>> start Recorded information

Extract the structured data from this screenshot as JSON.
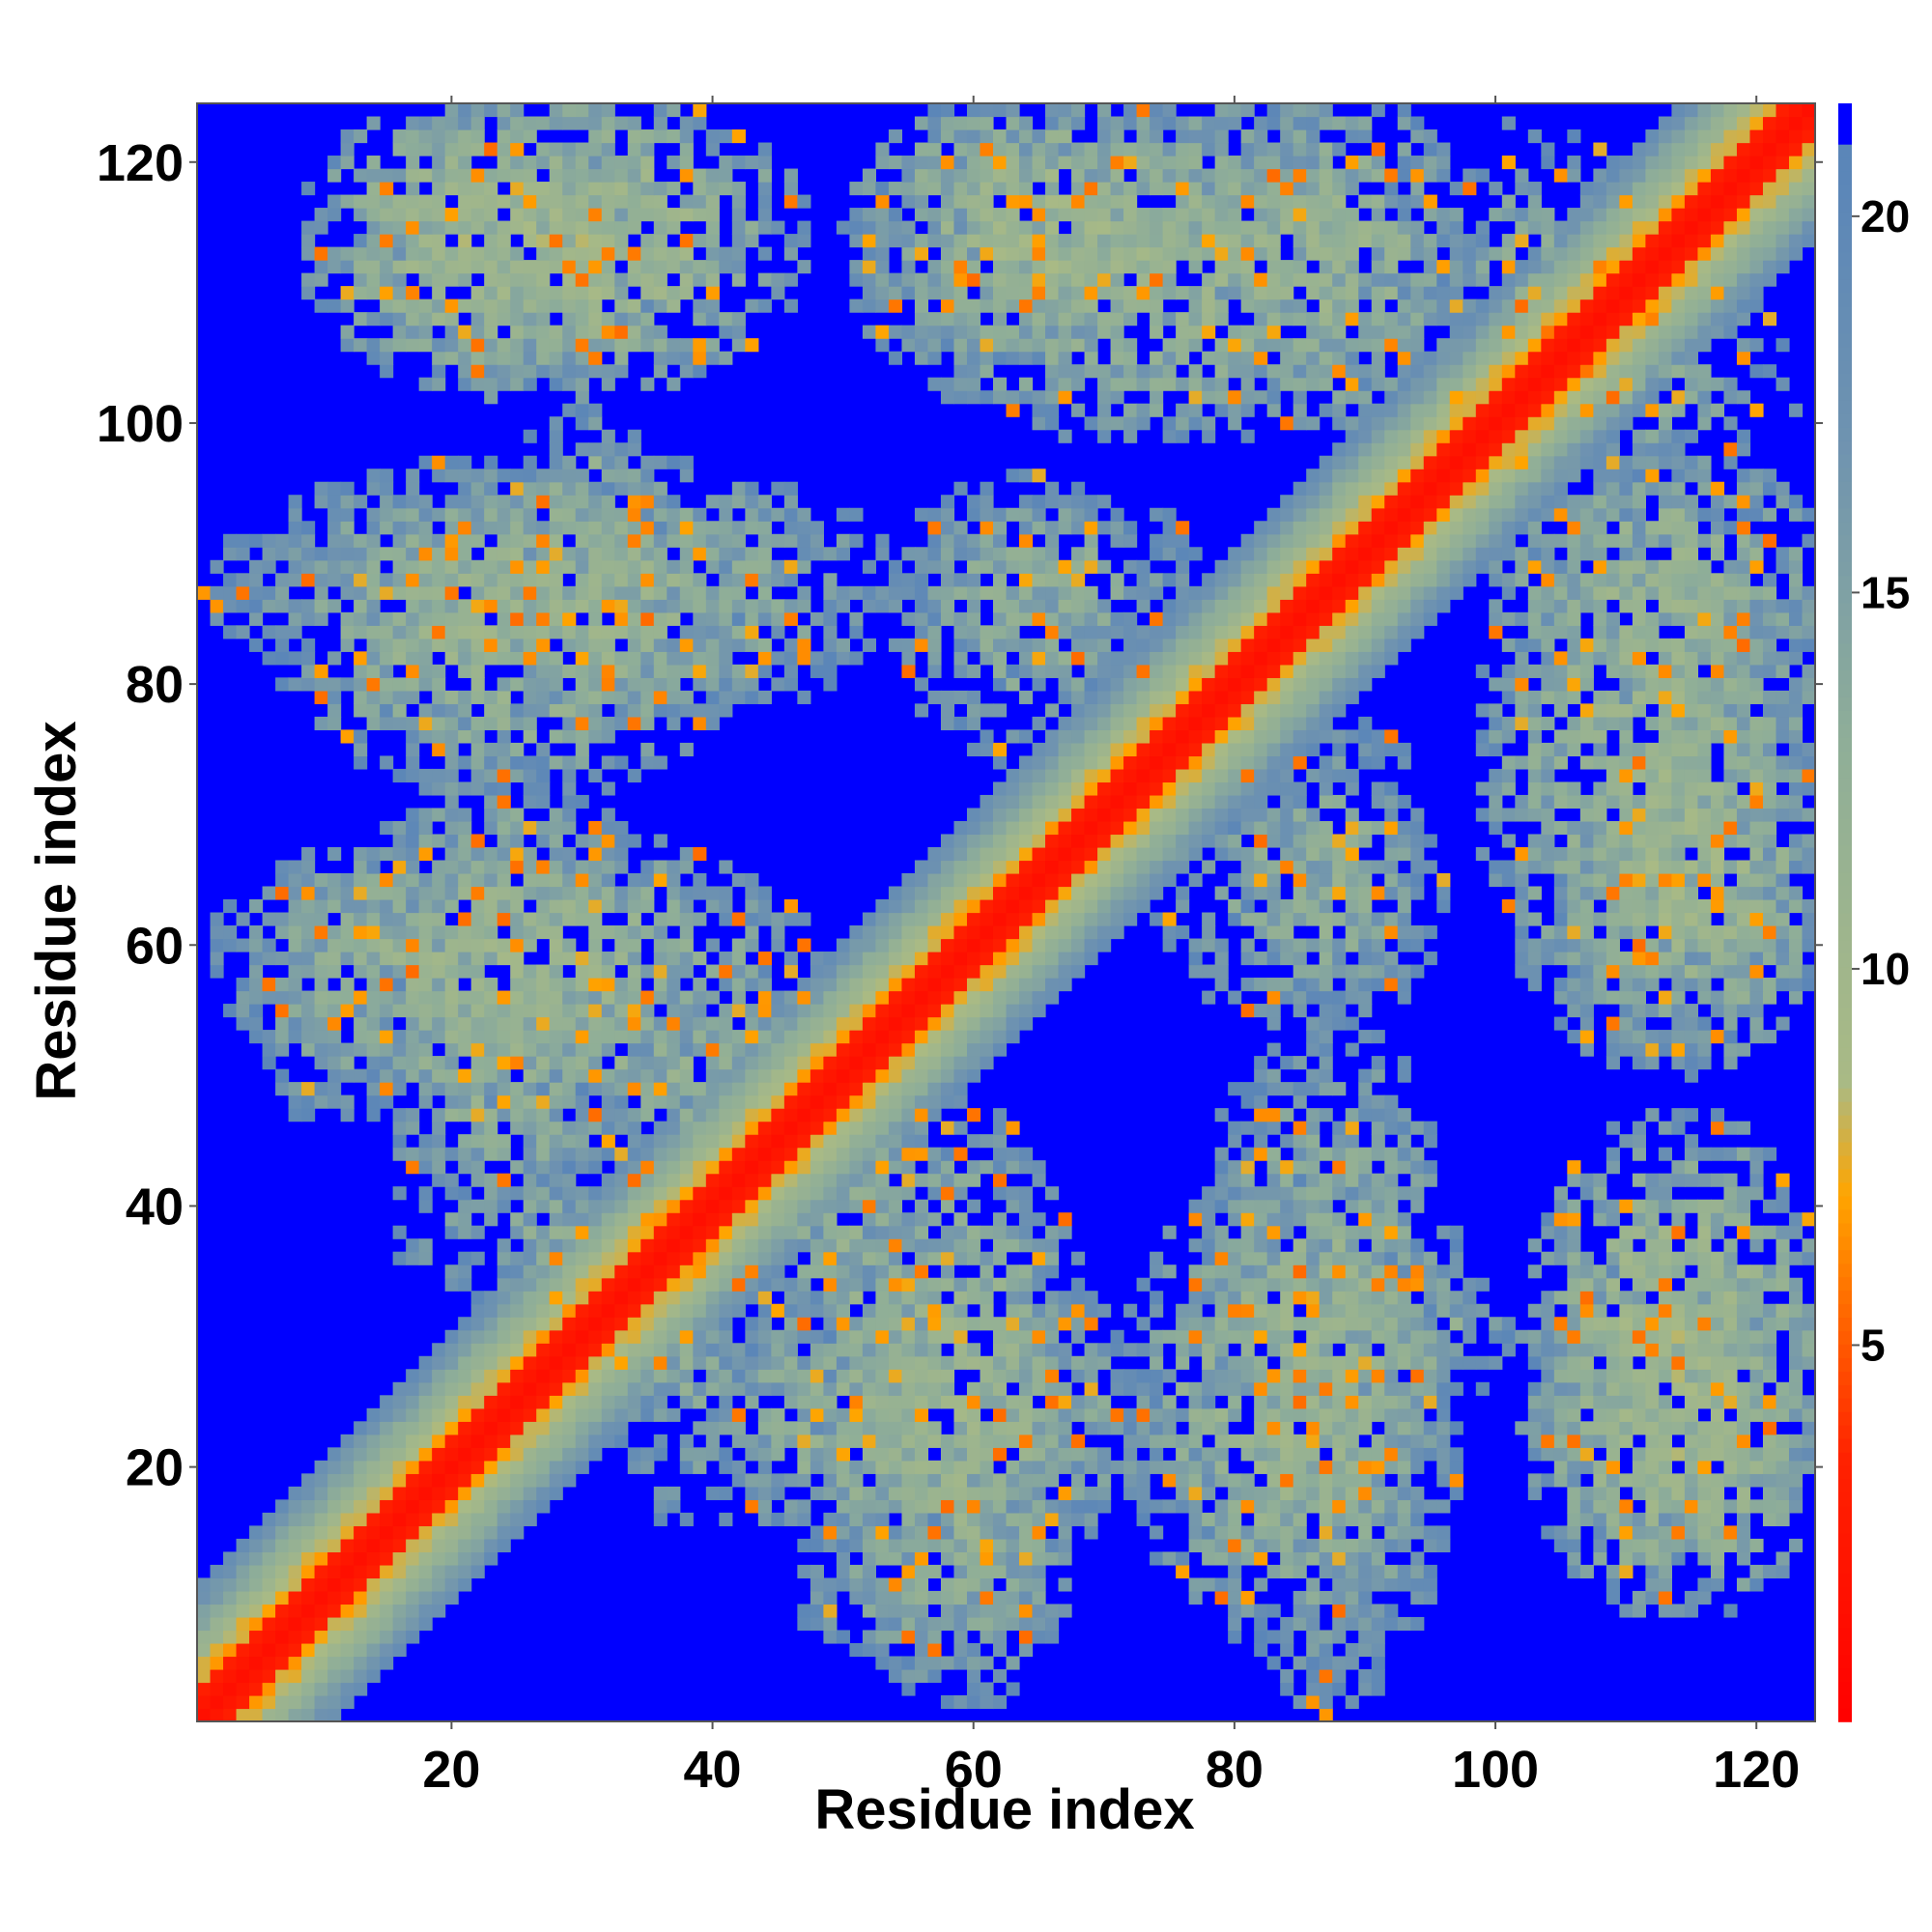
{
  "chart_data": {
    "type": "heatmap",
    "title": "",
    "xlabel": "Residue index",
    "ylabel": "Residue index",
    "xlim": [
      0.5,
      124.5
    ],
    "ylim": [
      0.5,
      124.5
    ],
    "n_residues": 124,
    "x_ticks": [
      20,
      40,
      60,
      80,
      100,
      120
    ],
    "y_ticks": [
      20,
      40,
      60,
      80,
      100,
      120
    ],
    "x_tick_labels": [
      "20",
      "40",
      "60",
      "80",
      "100",
      "120"
    ],
    "y_tick_labels": [
      "20",
      "40",
      "60",
      "80",
      "100",
      "120"
    ],
    "value_meaning": "pairwise residue distance (symmetric contact map)",
    "colorbar": {
      "range": [
        0,
        21.5
      ],
      "ticks": [
        5,
        10,
        15,
        20
      ],
      "tick_labels": [
        "5",
        "10",
        "15",
        "20"
      ],
      "stops": [
        {
          "value": 0,
          "color": "#ff0000"
        },
        {
          "value": 3.5,
          "color": "#ff2200"
        },
        {
          "value": 5.5,
          "color": "#ff6a00"
        },
        {
          "value": 7,
          "color": "#ffa500"
        },
        {
          "value": 8.5,
          "color": "#a9ba85"
        },
        {
          "value": 13,
          "color": "#8fae98"
        },
        {
          "value": 17,
          "color": "#6f93b0"
        },
        {
          "value": 20.5,
          "color": "#5b86b8"
        },
        {
          "value": 21.5,
          "color": "#0000ff"
        }
      ]
    },
    "diagonal": {
      "core_halfwidth": 2,
      "orange_halfwidth": 4,
      "band_halfwidth": 10
    },
    "contact_blocks": [
      {
        "x": [
          14,
          46
        ],
        "y": [
          104,
          124
        ],
        "d": 11.0,
        "density": 0.78
      },
      {
        "x": [
          52,
          80
        ],
        "y": [
          106,
          124
        ],
        "d": 11.0,
        "density": 0.8
      },
      {
        "x": [
          79,
          97
        ],
        "y": [
          101,
          124
        ],
        "d": 12.0,
        "density": 0.7
      },
      {
        "x": [
          3,
          54
        ],
        "y": [
          78,
          96
        ],
        "d": 12.5,
        "density": 0.78
      },
      {
        "x": [
          55,
          76
        ],
        "y": [
          81,
          94
        ],
        "d": 13.5,
        "density": 0.62
      },
      {
        "x": [
          3,
          46
        ],
        "y": [
          50,
          68
        ],
        "d": 12.0,
        "density": 0.78
      },
      {
        "x": [
          22,
          50
        ],
        "y": [
          44,
          58
        ],
        "d": 13.5,
        "density": 0.62
      },
      {
        "x": [
          16,
          40
        ],
        "y": [
          34,
          42
        ],
        "d": 14.5,
        "density": 0.55
      },
      {
        "x": [
          40,
          73
        ],
        "y": [
          14,
          34
        ],
        "d": 12.0,
        "density": 0.75
      },
      {
        "x": [
          48,
          64
        ],
        "y": [
          6,
          16
        ],
        "d": 13.5,
        "density": 0.72
      },
      {
        "x": [
          73,
          95
        ],
        "y": [
          8,
          42
        ],
        "d": 12.0,
        "density": 0.76
      },
      {
        "x": [
          88,
          100
        ],
        "y": [
          26,
          34
        ],
        "d": 13.0,
        "density": 0.6
      },
      {
        "x": [
          100,
          124
        ],
        "y": [
          52,
          96
        ],
        "d": 12.0,
        "density": 0.76
      },
      {
        "x": [
          104,
          124
        ],
        "y": [
          10,
          36
        ],
        "d": 11.0,
        "density": 0.78
      },
      {
        "x": [
          75,
          95
        ],
        "y": [
          55,
          72
        ],
        "d": 13.5,
        "density": 0.6
      },
      {
        "x": [
          97,
          122
        ],
        "y": [
          97,
          110
        ],
        "d": 14.0,
        "density": 0.55
      }
    ]
  }
}
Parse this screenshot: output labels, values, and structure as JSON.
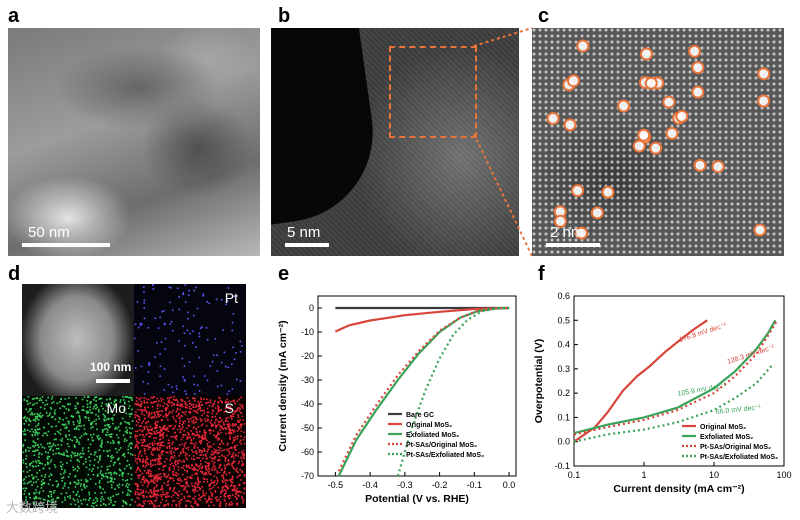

>> end Recorded information

Problem description: Output the records above exactly; leave out the pictures.

Answer for the task:
Extract the structured data from this screenshot as JSON.
{
  "chart_data": {
    "type": "heatmap",
    "title": "",
    "xlabel": "Residue index",
    "ylabel": "Residue index",
    "xlim": [
      0.5,
      124.5
    ],
    "ylim": [
      0.5,
      124.5
    ],
    "n_residues": 124,
    "x_ticks": [
      20,
      40,
      60,
      80,
      100,
      120
    ],
    "y_ticks": [
      20,
      40,
      60,
      80,
      100,
      120
    ],
    "x_tick_labels": [
      "20",
      "40",
      "60",
      "80",
      "100",
      "120"
    ],
    "y_tick_labels": [
      "20",
      "40",
      "60",
      "80",
      "100",
      "120"
    ],
    "value_meaning": "pairwise residue distance (symmetric contact map)",
    "colorbar": {
      "range": [
        0,
        21.5
      ],
      "ticks": [
        5,
        10,
        15,
        20
      ],
      "tick_labels": [
        "5",
        "10",
        "15",
        "20"
      ],
      "stops": [
        {
          "value": 0,
          "color": "#ff0000"
        },
        {
          "value": 3.5,
          "color": "#ff2200"
        },
        {
          "value": 5.5,
          "color": "#ff6a00"
        },
        {
          "value": 7,
          "color": "#ffa500"
        },
        {
          "value": 8.5,
          "color": "#a9ba85"
        },
        {
          "value": 13,
          "color": "#8fae98"
        },
        {
          "value": 17,
          "color": "#6f93b0"
        },
        {
          "value": 20.5,
          "color": "#5b86b8"
        },
        {
          "value": 21.5,
          "color": "#0000ff"
        }
      ]
    },
    "diagonal": {
      "core_halfwidth": 2,
      "orange_halfwidth": 4,
      "band_halfwidth": 10
    },
    "contact_blocks": [
      {
        "x": [
          14,
          46
        ],
        "y": [
          104,
          124
        ],
        "d": 11.0,
        "density": 0.78
      },
      {
        "x": [
          52,
          80
        ],
        "y": [
          106,
          124
        ],
        "d": 11.0,
        "density": 0.8
      },
      {
        "x": [
          79,
          97
        ],
        "y": [
          101,
          124
        ],
        "d": 12.0,
        "density": 0.7
      },
      {
        "x": [
          3,
          54
        ],
        "y": [
          78,
          96
        ],
        "d": 12.5,
        "density": 0.78
      },
      {
        "x": [
          55,
          76
        ],
        "y": [
          81,
          94
        ],
        "d": 13.5,
        "density": 0.62
      },
      {
        "x": [
          3,
          46
        ],
        "y": [
          50,
          68
        ],
        "d": 12.0,
        "density": 0.78
      },
      {
        "x": [
          22,
          50
        ],
        "y": [
          44,
          58
        ],
        "d": 13.5,
        "density": 0.62
      },
      {
        "x": [
          16,
          40
        ],
        "y": [
          34,
          42
        ],
        "d": 14.5,
        "density": 0.55
      },
      {
        "x": [
          40,
          73
        ],
        "y": [
          14,
          34
        ],
        "d": 12.0,
        "density": 0.75
      },
      {
        "x": [
          48,
          64
        ],
        "y": [
          6,
          16
        ],
        "d": 13.5,
        "density": 0.72
      },
      {
        "x": [
          73,
          95
        ],
        "y": [
          8,
          42
        ],
        "d": 12.0,
        "density": 0.76
      },
      {
        "x": [
          88,
          100
        ],
        "y": [
          26,
          34
        ],
        "d": 13.0,
        "density": 0.6
      },
      {
        "x": [
          100,
          124
        ],
        "y": [
          52,
          96
        ],
        "d": 12.0,
        "density": 0.76
      },
      {
        "x": [
          104,
          124
        ],
        "y": [
          10,
          36
        ],
        "d": 11.0,
        "density": 0.78
      },
      {
        "x": [
          75,
          95
        ],
        "y": [
          55,
          72
        ],
        "d": 13.5,
        "density": 0.6
      },
      {
        "x": [
          97,
          122
        ],
        "y": [
          97,
          110
        ],
        "d": 14.0,
        "density": 0.55
      }
    ]
  }
}
Parse this screenshot: output labels, values, and structure as JSON.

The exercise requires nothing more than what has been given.